• _Set task_
Output an exact reproduction of the data.

• _Dataset records_
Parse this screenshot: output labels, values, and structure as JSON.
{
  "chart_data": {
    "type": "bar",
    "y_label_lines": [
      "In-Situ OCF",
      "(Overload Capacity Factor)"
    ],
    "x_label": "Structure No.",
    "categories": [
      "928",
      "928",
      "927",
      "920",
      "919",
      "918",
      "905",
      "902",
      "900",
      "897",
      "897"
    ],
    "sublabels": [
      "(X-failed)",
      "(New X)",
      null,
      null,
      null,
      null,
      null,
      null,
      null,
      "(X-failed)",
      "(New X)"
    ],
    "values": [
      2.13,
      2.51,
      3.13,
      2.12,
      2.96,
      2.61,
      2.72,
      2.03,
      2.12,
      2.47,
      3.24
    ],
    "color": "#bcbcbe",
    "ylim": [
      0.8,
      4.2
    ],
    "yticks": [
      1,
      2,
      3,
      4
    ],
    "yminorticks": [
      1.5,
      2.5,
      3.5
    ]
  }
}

• _The completed task_
Parse this screenshot: output labels, values, and structure as JSON.
{
  "chart_data": {
    "type": "bar",
    "y_label_lines": [
      "In-Situ OCF",
      "(Overload Capacity Factor)"
    ],
    "x_label": "Structure No.",
    "categories": [
      "928",
      "928",
      "927",
      "920",
      "919",
      "918",
      "905",
      "902",
      "900",
      "897",
      "897"
    ],
    "sublabels": [
      "(X-failed)",
      "(New X)",
      null,
      null,
      null,
      null,
      null,
      null,
      null,
      "(X-failed)",
      "(New X)"
    ],
    "values": [
      2.13,
      2.51,
      3.13,
      2.12,
      2.96,
      2.61,
      2.72,
      2.03,
      2.12,
      2.47,
      3.24
    ],
    "color": "#bcbcbe",
    "ylim": [
      0.8,
      4.2
    ],
    "yticks": [
      1,
      2,
      3,
      4
    ],
    "yminorticks": [
      1.5,
      2.5,
      3.5
    ]
  }
}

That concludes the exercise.